#### Data lines
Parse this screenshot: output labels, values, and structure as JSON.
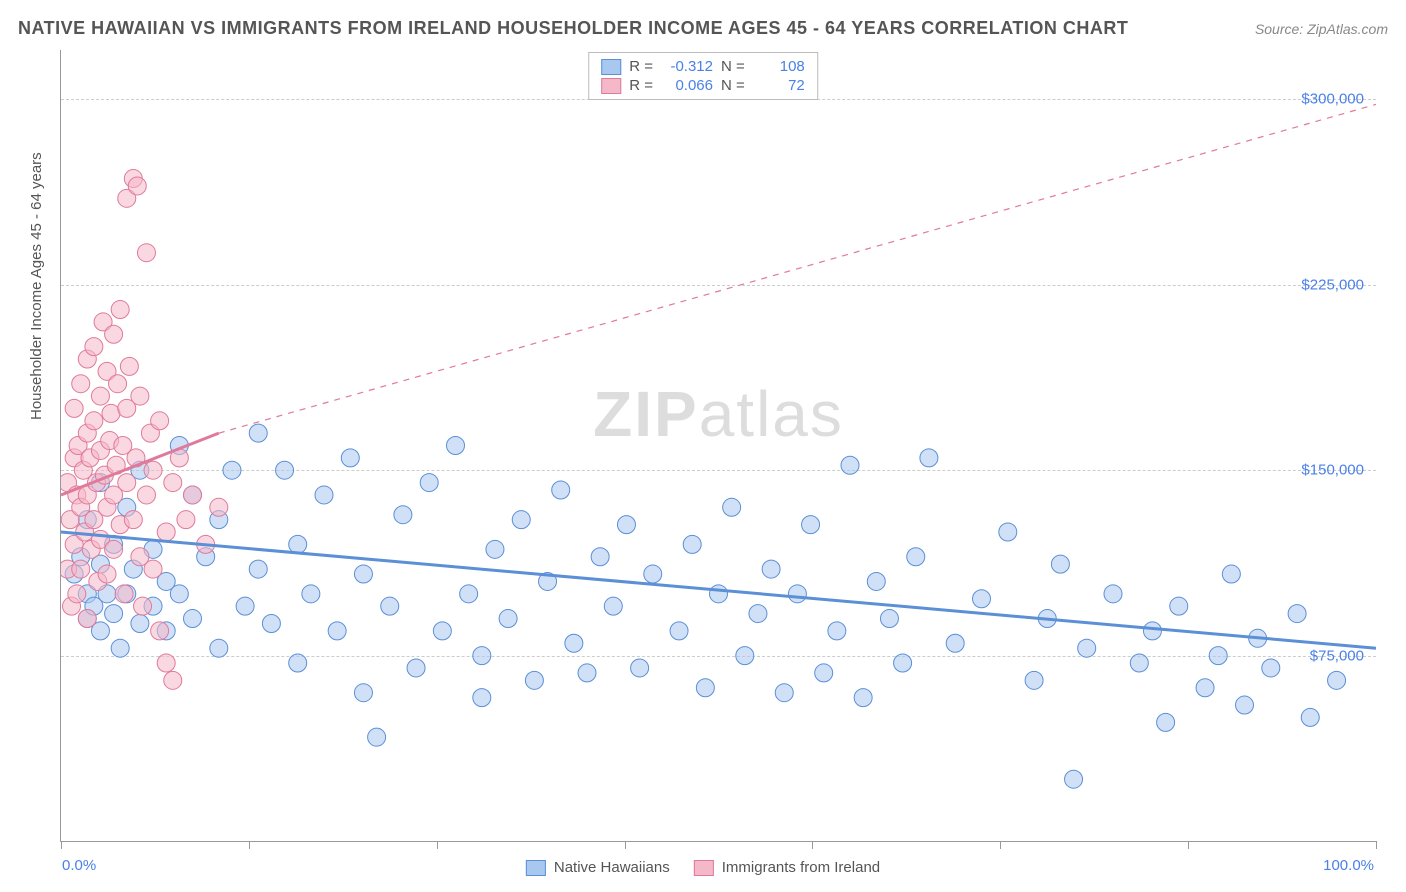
{
  "title": "NATIVE HAWAIIAN VS IMMIGRANTS FROM IRELAND HOUSEHOLDER INCOME AGES 45 - 64 YEARS CORRELATION CHART",
  "source": "Source: ZipAtlas.com",
  "ylabel": "Householder Income Ages 45 - 64 years",
  "watermark_bold": "ZIP",
  "watermark_light": "atlas",
  "chart": {
    "type": "scatter",
    "xlim": [
      0,
      100
    ],
    "ylim": [
      0,
      320000
    ],
    "y_gridlines": [
      75000,
      150000,
      225000,
      300000
    ],
    "y_tick_labels": [
      "$75,000",
      "$150,000",
      "$225,000",
      "$300,000"
    ],
    "x_tick_labels": [
      "0.0%",
      "100.0%"
    ],
    "x_vticks_pct": [
      0,
      14.3,
      28.6,
      42.9,
      57.1,
      71.4,
      85.7,
      100
    ],
    "background_color": "#ffffff",
    "grid_color": "#cccccc",
    "axis_color": "#999999",
    "tick_label_color": "#4a80e8",
    "series": [
      {
        "name": "Native Hawaiians",
        "color_fill": "#a9c8f0",
        "color_stroke": "#5b8fd6",
        "marker_radius": 9,
        "fill_opacity": 0.55,
        "R": "-0.312",
        "N": "108",
        "trend": {
          "x1": 0,
          "y1": 125000,
          "x2": 100,
          "y2": 78000,
          "dash": "none",
          "width": 3
        },
        "points": [
          [
            1,
            108000
          ],
          [
            1.5,
            115000
          ],
          [
            2,
            100000
          ],
          [
            2,
            90000
          ],
          [
            2,
            130000
          ],
          [
            2.5,
            95000
          ],
          [
            3,
            112000
          ],
          [
            3,
            85000
          ],
          [
            3,
            145000
          ],
          [
            3.5,
            100000
          ],
          [
            4,
            92000
          ],
          [
            4,
            120000
          ],
          [
            4.5,
            78000
          ],
          [
            5,
            100000
          ],
          [
            5,
            135000
          ],
          [
            5.5,
            110000
          ],
          [
            6,
            88000
          ],
          [
            6,
            150000
          ],
          [
            7,
            95000
          ],
          [
            7,
            118000
          ],
          [
            8,
            105000
          ],
          [
            8,
            85000
          ],
          [
            9,
            160000
          ],
          [
            9,
            100000
          ],
          [
            10,
            140000
          ],
          [
            10,
            90000
          ],
          [
            11,
            115000
          ],
          [
            12,
            130000
          ],
          [
            12,
            78000
          ],
          [
            13,
            150000
          ],
          [
            14,
            95000
          ],
          [
            15,
            165000
          ],
          [
            15,
            110000
          ],
          [
            16,
            88000
          ],
          [
            17,
            150000
          ],
          [
            18,
            120000
          ],
          [
            18,
            72000
          ],
          [
            19,
            100000
          ],
          [
            20,
            140000
          ],
          [
            21,
            85000
          ],
          [
            22,
            155000
          ],
          [
            23,
            108000
          ],
          [
            23,
            60000
          ],
          [
            24,
            42000
          ],
          [
            25,
            95000
          ],
          [
            26,
            132000
          ],
          [
            27,
            70000
          ],
          [
            28,
            145000
          ],
          [
            29,
            85000
          ],
          [
            30,
            160000
          ],
          [
            31,
            100000
          ],
          [
            32,
            75000
          ],
          [
            32,
            58000
          ],
          [
            33,
            118000
          ],
          [
            34,
            90000
          ],
          [
            35,
            130000
          ],
          [
            36,
            65000
          ],
          [
            37,
            105000
          ],
          [
            38,
            142000
          ],
          [
            39,
            80000
          ],
          [
            40,
            68000
          ],
          [
            41,
            115000
          ],
          [
            42,
            95000
          ],
          [
            43,
            128000
          ],
          [
            44,
            70000
          ],
          [
            45,
            108000
          ],
          [
            47,
            85000
          ],
          [
            48,
            120000
          ],
          [
            49,
            62000
          ],
          [
            50,
            100000
          ],
          [
            51,
            135000
          ],
          [
            52,
            75000
          ],
          [
            53,
            92000
          ],
          [
            54,
            110000
          ],
          [
            55,
            60000
          ],
          [
            56,
            100000
          ],
          [
            57,
            128000
          ],
          [
            58,
            68000
          ],
          [
            59,
            85000
          ],
          [
            60,
            152000
          ],
          [
            61,
            58000
          ],
          [
            62,
            105000
          ],
          [
            63,
            90000
          ],
          [
            64,
            72000
          ],
          [
            65,
            115000
          ],
          [
            66,
            155000
          ],
          [
            68,
            80000
          ],
          [
            70,
            98000
          ],
          [
            72,
            125000
          ],
          [
            74,
            65000
          ],
          [
            75,
            90000
          ],
          [
            76,
            112000
          ],
          [
            77,
            25000
          ],
          [
            78,
            78000
          ],
          [
            80,
            100000
          ],
          [
            82,
            72000
          ],
          [
            83,
            85000
          ],
          [
            84,
            48000
          ],
          [
            85,
            95000
          ],
          [
            87,
            62000
          ],
          [
            88,
            75000
          ],
          [
            89,
            108000
          ],
          [
            90,
            55000
          ],
          [
            91,
            82000
          ],
          [
            92,
            70000
          ],
          [
            94,
            92000
          ],
          [
            95,
            50000
          ],
          [
            97,
            65000
          ]
        ]
      },
      {
        "name": "Immigrants from Ireland",
        "color_fill": "#f5b8c8",
        "color_stroke": "#e07a9a",
        "marker_radius": 9,
        "fill_opacity": 0.55,
        "R": "0.066",
        "N": "72",
        "trend_solid": {
          "x1": 0,
          "y1": 140000,
          "x2": 12,
          "y2": 165000,
          "width": 3
        },
        "trend_dash": {
          "x1": 12,
          "y1": 165000,
          "x2": 100,
          "y2": 298000,
          "width": 1.2
        },
        "points": [
          [
            0.5,
            110000
          ],
          [
            0.5,
            145000
          ],
          [
            0.7,
            130000
          ],
          [
            0.8,
            95000
          ],
          [
            1,
            155000
          ],
          [
            1,
            120000
          ],
          [
            1,
            175000
          ],
          [
            1.2,
            140000
          ],
          [
            1.2,
            100000
          ],
          [
            1.3,
            160000
          ],
          [
            1.5,
            135000
          ],
          [
            1.5,
            185000
          ],
          [
            1.5,
            110000
          ],
          [
            1.7,
            150000
          ],
          [
            1.8,
            125000
          ],
          [
            2,
            165000
          ],
          [
            2,
            140000
          ],
          [
            2,
            195000
          ],
          [
            2,
            90000
          ],
          [
            2.2,
            155000
          ],
          [
            2.3,
            118000
          ],
          [
            2.5,
            170000
          ],
          [
            2.5,
            130000
          ],
          [
            2.5,
            200000
          ],
          [
            2.7,
            145000
          ],
          [
            2.8,
            105000
          ],
          [
            3,
            180000
          ],
          [
            3,
            158000
          ],
          [
            3,
            122000
          ],
          [
            3.2,
            210000
          ],
          [
            3.3,
            148000
          ],
          [
            3.5,
            135000
          ],
          [
            3.5,
            190000
          ],
          [
            3.5,
            108000
          ],
          [
            3.7,
            162000
          ],
          [
            3.8,
            173000
          ],
          [
            4,
            140000
          ],
          [
            4,
            205000
          ],
          [
            4,
            118000
          ],
          [
            4.2,
            152000
          ],
          [
            4.3,
            185000
          ],
          [
            4.5,
            128000
          ],
          [
            4.5,
            215000
          ],
          [
            4.7,
            160000
          ],
          [
            4.8,
            100000
          ],
          [
            5,
            175000
          ],
          [
            5,
            145000
          ],
          [
            5,
            260000
          ],
          [
            5.2,
            192000
          ],
          [
            5.5,
            130000
          ],
          [
            5.5,
            268000
          ],
          [
            5.7,
            155000
          ],
          [
            5.8,
            265000
          ],
          [
            6,
            115000
          ],
          [
            6,
            180000
          ],
          [
            6.2,
            95000
          ],
          [
            6.5,
            140000
          ],
          [
            6.5,
            238000
          ],
          [
            6.8,
            165000
          ],
          [
            7,
            110000
          ],
          [
            7,
            150000
          ],
          [
            7.5,
            85000
          ],
          [
            7.5,
            170000
          ],
          [
            8,
            125000
          ],
          [
            8,
            72000
          ],
          [
            8.5,
            145000
          ],
          [
            8.5,
            65000
          ],
          [
            9,
            155000
          ],
          [
            9.5,
            130000
          ],
          [
            10,
            140000
          ],
          [
            11,
            120000
          ],
          [
            12,
            135000
          ]
        ]
      }
    ]
  },
  "stats_box": {
    "rows": [
      {
        "swatch_fill": "#a9c8f0",
        "swatch_stroke": "#5b8fd6",
        "R_label": "R =",
        "R": "-0.312",
        "N_label": "N =",
        "N": "108"
      },
      {
        "swatch_fill": "#f5b8c8",
        "swatch_stroke": "#e07a9a",
        "R_label": "R =",
        "R": "0.066",
        "N_label": "N =",
        "N": "72"
      }
    ]
  },
  "legend": {
    "items": [
      {
        "swatch_fill": "#a9c8f0",
        "swatch_stroke": "#5b8fd6",
        "label": "Native Hawaiians"
      },
      {
        "swatch_fill": "#f5b8c8",
        "swatch_stroke": "#e07a9a",
        "label": "Immigrants from Ireland"
      }
    ]
  }
}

#### Set task
Gather all lines from the listing above in which "Hawaiians" occurs.

#### Answer in full
        "name": "Native Hawaiians",
        "label": "Native Hawaiians"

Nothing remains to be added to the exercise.